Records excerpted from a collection
· · · · ·

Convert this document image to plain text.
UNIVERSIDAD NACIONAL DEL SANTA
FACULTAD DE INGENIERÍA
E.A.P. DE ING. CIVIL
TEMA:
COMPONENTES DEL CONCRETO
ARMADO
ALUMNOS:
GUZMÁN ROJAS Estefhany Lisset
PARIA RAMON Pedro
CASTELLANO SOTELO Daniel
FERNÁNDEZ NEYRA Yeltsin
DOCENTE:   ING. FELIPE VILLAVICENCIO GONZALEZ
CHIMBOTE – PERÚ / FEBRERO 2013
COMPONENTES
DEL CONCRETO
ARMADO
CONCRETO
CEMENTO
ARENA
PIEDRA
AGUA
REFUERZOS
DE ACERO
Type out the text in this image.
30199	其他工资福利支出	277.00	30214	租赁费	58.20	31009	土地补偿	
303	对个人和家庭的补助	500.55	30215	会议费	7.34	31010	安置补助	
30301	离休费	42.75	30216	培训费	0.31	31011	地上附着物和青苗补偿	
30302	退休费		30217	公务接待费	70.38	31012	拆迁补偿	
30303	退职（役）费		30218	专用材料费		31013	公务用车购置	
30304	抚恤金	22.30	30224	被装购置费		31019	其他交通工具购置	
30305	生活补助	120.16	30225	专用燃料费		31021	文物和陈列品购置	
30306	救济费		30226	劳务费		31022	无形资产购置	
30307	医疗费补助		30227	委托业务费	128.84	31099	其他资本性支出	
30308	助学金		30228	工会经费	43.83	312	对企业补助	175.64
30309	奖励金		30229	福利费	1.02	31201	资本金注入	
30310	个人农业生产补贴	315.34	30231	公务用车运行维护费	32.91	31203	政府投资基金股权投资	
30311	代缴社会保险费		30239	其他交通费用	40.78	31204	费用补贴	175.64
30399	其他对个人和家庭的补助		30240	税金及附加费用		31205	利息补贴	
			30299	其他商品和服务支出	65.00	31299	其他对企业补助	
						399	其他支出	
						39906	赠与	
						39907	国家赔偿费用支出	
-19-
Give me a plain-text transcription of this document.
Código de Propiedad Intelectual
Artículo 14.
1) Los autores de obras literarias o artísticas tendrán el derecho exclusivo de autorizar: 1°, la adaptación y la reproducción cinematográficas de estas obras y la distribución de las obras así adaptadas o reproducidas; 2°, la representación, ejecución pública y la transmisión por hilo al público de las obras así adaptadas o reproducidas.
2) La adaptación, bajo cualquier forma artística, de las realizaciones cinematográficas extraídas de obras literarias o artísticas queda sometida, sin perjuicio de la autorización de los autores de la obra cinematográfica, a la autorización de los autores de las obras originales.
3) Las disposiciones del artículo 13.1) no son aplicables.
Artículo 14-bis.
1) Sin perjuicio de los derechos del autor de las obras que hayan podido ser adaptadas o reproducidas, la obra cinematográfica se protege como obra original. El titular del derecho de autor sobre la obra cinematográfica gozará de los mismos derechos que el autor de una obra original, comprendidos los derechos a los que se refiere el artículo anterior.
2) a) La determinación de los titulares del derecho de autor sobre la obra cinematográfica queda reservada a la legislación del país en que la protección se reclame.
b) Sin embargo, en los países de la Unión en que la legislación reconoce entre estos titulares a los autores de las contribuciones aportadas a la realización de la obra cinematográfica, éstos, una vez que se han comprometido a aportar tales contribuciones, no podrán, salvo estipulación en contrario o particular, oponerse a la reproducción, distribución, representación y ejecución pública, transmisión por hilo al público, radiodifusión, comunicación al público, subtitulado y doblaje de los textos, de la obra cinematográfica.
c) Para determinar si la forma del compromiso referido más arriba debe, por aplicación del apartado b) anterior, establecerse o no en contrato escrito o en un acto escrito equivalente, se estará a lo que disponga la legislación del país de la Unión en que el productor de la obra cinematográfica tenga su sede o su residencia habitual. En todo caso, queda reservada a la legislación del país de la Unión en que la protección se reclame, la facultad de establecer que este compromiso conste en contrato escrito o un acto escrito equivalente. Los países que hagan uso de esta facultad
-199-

· · · · ·

Would you reproduce all the entries exactly?

Convert this document image to plain text.
UNIVERSIDAD NACIONAL DEL SANTA
FACULTAD DE INGENIERÍA
E.A.P. DE ING. CIVIL
TEMA:
COMPONENTES DEL CONCRETO
ARMADO
ALUMNOS:
GUZMÁN ROJAS Estefhany Lisset
PARIA RAMON Pedro
CASTELLANO SOTELO Daniel
FERNÁNDEZ NEYRA Yeltsin
DOCENTE:   ING. FELIPE VILLAVICENCIO GONZALEZ
CHIMBOTE – PERÚ / FEBRERO 2013
COMPONENTES
DEL CONCRETO
ARMADO
CONCRETO
CEMENTO
ARENA
PIEDRA
AGUA
REFUERZOS
DE ACERO
Type out the text in this image.
30199	其他工资福利支出	277.00	30214	租赁费	58.20	31009	土地补偿	
303	对个人和家庭的补助	500.55	30215	会议费	7.34	31010	安置补助	
30301	离休费	42.75	30216	培训费	0.31	31011	地上附着物和青苗补偿	
30302	退休费		30217	公务接待费	70.38	31012	拆迁补偿	
30303	退职（役）费		30218	专用材料费		31013	公务用车购置	
30304	抚恤金	22.30	30224	被装购置费		31019	其他交通工具购置	
30305	生活补助	120.16	30225	专用燃料费		31021	文物和陈列品购置	
30306	救济费		30226	劳务费		31022	无形资产购置	
30307	医疗费补助		30227	委托业务费	128.84	31099	其他资本性支出	
30308	助学金		30228	工会经费	43.83	312	对企业补助	175.64
30309	奖励金		30229	福利费	1.02	31201	资本金注入	
30310	个人农业生产补贴	315.34	30231	公务用车运行维护费	32.91	31203	政府投资基金股权投资	
30311	代缴社会保险费		30239	其他交通费用	40.78	31204	费用补贴	175.64
30399	其他对个人和家庭的补助		30240	税金及附加费用		31205	利息补贴	
			30299	其他商品和服务支出	65.00	31299	其他对企业补助	
						399	其他支出	
						39906	赠与	
						39907	国家赔偿费用支出	
-19-
Give me a plain-text transcription of this document.
Código de Propiedad Intelectual
Artículo 14.
1) Los autores de obras literarias o artísticas tendrán el derecho exclusivo de autorizar: 1°, la adaptación y la reproducción cinematográficas de estas obras y la distribución de las obras así adaptadas o reproducidas; 2°, la representación, ejecución pública y la transmisión por hilo al público de las obras así adaptadas o reproducidas.
2) La adaptación, bajo cualquier forma artística, de las realizaciones cinematográficas extraídas de obras literarias o artísticas queda sometida, sin perjuicio de la autorización de los autores de la obra cinematográfica, a la autorización de los autores de las obras originales.
3) Las disposiciones del artículo 13.1) no son aplicables.
Artículo 14-bis.
1) Sin perjuicio de los derechos del autor de las obras que hayan podido ser adaptadas o reproducidas, la obra cinematográfica se protege como obra original. El titular del derecho de autor sobre la obra cinematográfica gozará de los mismos derechos que el autor de una obra original, comprendidos los derechos a los que se refiere el artículo anterior.
2) a) La determinación de los titulares del derecho de autor sobre la obra cinematográfica queda reservada a la legislación del país en que la protección se reclame.
b) Sin embargo, en los países de la Unión en que la legislación reconoce entre estos titulares a los autores de las contribuciones aportadas a la realización de la obra cinematográfica, éstos, una vez que se han comprometido a aportar tales contribuciones, no podrán, salvo estipulación en contrario o particular, oponerse a la reproducción, distribución, representación y ejecución pública, transmisión por hilo al público, radiodifusión, comunicación al público, subtitulado y doblaje de los textos, de la obra cinematográfica.
c) Para determinar si la forma del compromiso referido más arriba debe, por aplicación del apartado b) anterior, establecerse o no en contrato escrito o en un acto escrito equivalente, se estará a lo que disponga la legislación del país de la Unión en que el productor de la obra cinematográfica tenga su sede o su residencia habitual. En todo caso, queda reservada a la legislación del país de la Unión en que la protección se reclame, la facultad de establecer que este compromiso conste en contrato escrito o un acto escrito equivalente. Los países que hagan uso de esta facultad
-199-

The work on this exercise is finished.